AIM: List all the lines in these records that hold "sondern".

DATA SUPPLIED:
________

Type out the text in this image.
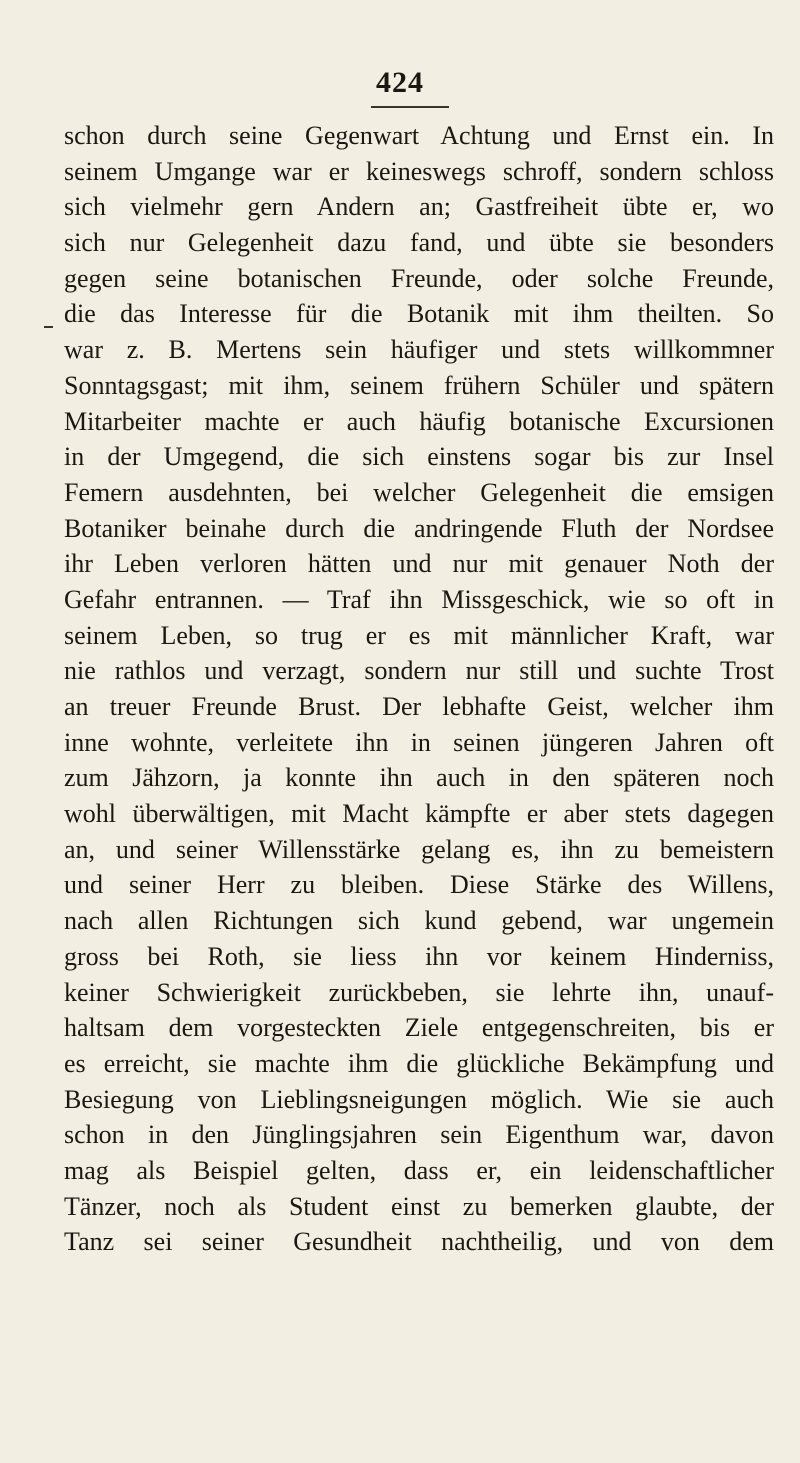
424
schon durch seine Gegenwart Achtung und Ernst ein. In
seinem Umgange war er keineswegs schroff, sondern schloss
sich vielmehr gern Andern an; Gastfreiheit übte er, wo
sich nur Gelegenheit dazu fand, und übte sie besonders
gegen seine botanischen Freunde, oder solche Freunde,
die das Interesse für die Botanik mit ihm theilten. So
war z. B. Mertens sein häufiger und stets willkommner
Sonntagsgast; mit ihm, seinem frühern Schüler und spätern
Mitarbeiter machte er auch häufig botanische Excursionen
in der Umgegend, die sich einstens sogar bis zur Insel
Femern ausdehnten, bei welcher Gelegenheit die emsigen
Botaniker beinahe durch die andringende Fluth der Nordsee
ihr Leben verloren hätten und nur mit genauer Noth der
Gefahr entrannen. — Traf ihn Missgeschick, wie so oft in
seinem Leben, so trug er es mit männlicher Kraft, war
nie rathlos und verzagt, sondern nur still und suchte Trost
an treuer Freunde Brust. Der lebhafte Geist, welcher ihm
inne wohnte, verleitete ihn in seinen jüngeren Jahren oft
zum Jähzorn, ja konnte ihn auch in den späteren noch
wohl überwältigen, mit Macht kämpfte er aber stets dagegen
an, und seiner Willensstärke gelang es, ihn zu bemeistern
und seiner Herr zu bleiben. Diese Stärke des Willens,
nach allen Richtungen sich kund gebend, war ungemein
gross bei Roth, sie liess ihn vor keinem Hinderniss,
keiner Schwierigkeit zurückbeben, sie lehrte ihn, unauf-
haltsam dem vorgesteckten Ziele entgegenschreiten, bis er
es erreicht, sie machte ihm die glückliche Bekämpfung und
Besiegung von Lieblingsneigungen möglich. Wie sie auch
schon in den Jünglingsjahren sein Eigenthum war, davon
mag als Beispiel gelten, dass er, ein leidenschaftlicher
Tänzer, noch als Student einst zu bemerken glaubte, der
Tanz sei seiner Gesundheit nachtheilig, und von dem
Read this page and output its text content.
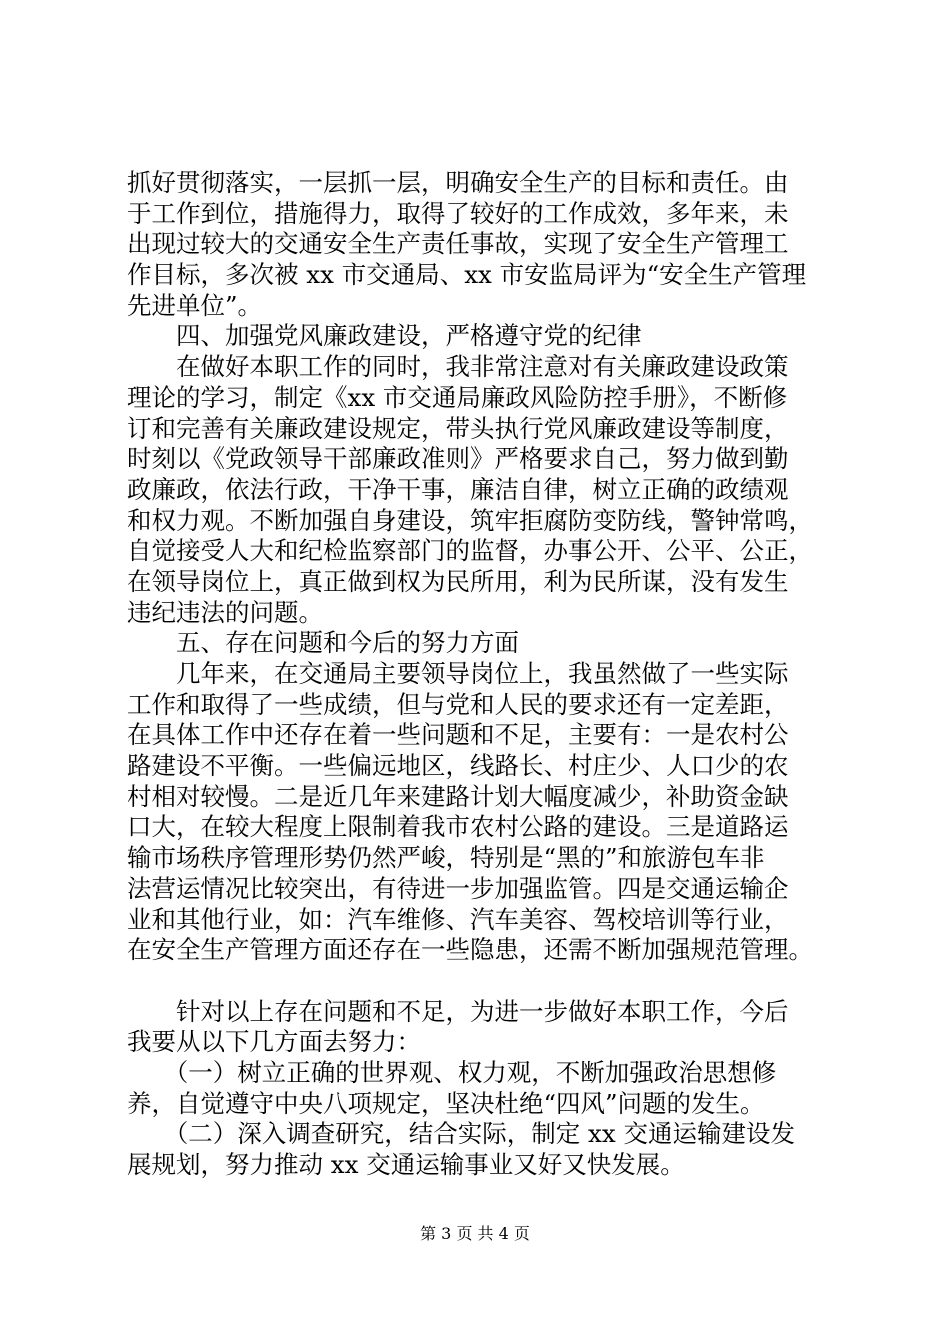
抓好贯彻落实，一层抓一层，明确安全生产的目标和责任。由
于工作到位，措施得力，取得了较好的工作成效，多年来，未
出现过较大的交通安全生产责任事故，实现了安全生产管理工
作目标，多次被 xx 市交通局、xx 市安监局评为“安全生产管理
先进单位”。
　　四、加强党风廉政建设，严格遵守党的纪律
　　在做好本职工作的同时，我非常注意对有关廉政建设政策
理论的学习，制定《xx 市交通局廉政风险防控手册》，不断修
订和完善有关廉政建设规定，带头执行党风廉政建设等制度，
时刻以《党政领导干部廉政准则》严格要求自己，努力做到勤
政廉政，依法行政，干净干事，廉洁自律，树立正确的政绩观
和权力观。不断加强自身建设，筑牢拒腐防变防线，警钟常鸣，
自觉接受人大和纪检监察部门的监督，办事公开、公平、公正，
在领导岗位上，真正做到权为民所用，利为民所谋，没有发生
违纪违法的问题。
　　五、存在问题和今后的努力方面
　　几年来，在交通局主要领导岗位上，我虽然做了一些实际
工作和取得了一些成绩，但与党和人民的要求还有一定差距，
在具体工作中还存在着一些问题和不足，主要有：一是农村公
路建设不平衡。一些偏远地区，线路长、村庄少、人口少的农
村相对较慢。二是近几年来建路计划大幅度减少，补助资金缺
口大，在较大程度上限制着我市农村公路的建设。三是道路运
输市场秩序管理形势仍然严峻，特别是“黑的”和旅游包车非
法营运情况比较突出，有待进一步加强监管。四是交通运输企
业和其他行业，如：汽车维修、汽车美容、驾校培训等行业，
在安全生产管理方面还存在一些隐患，还需不断加强规范管理。
　　针对以上存在问题和不足，为进一步做好本职工作，今后
我要从以下几方面去努力：
　　（一）树立正确的世界观、权力观，不断加强政治思想修
养，自觉遵守中央八项规定，坚决杜绝“四风”问题的发生。
　　（二）深入调查研究，结合实际，制定 xx 交通运输建设发
展规划，努力推动 xx 交通运输事业又好又快发展。
第 3 页 共 4 页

________

RIGHT ANSWER:
seinem Umgange war er keineswegs schroff, sondern schloss
nie rathlos und verzagt, sondern nur still und suchte Trost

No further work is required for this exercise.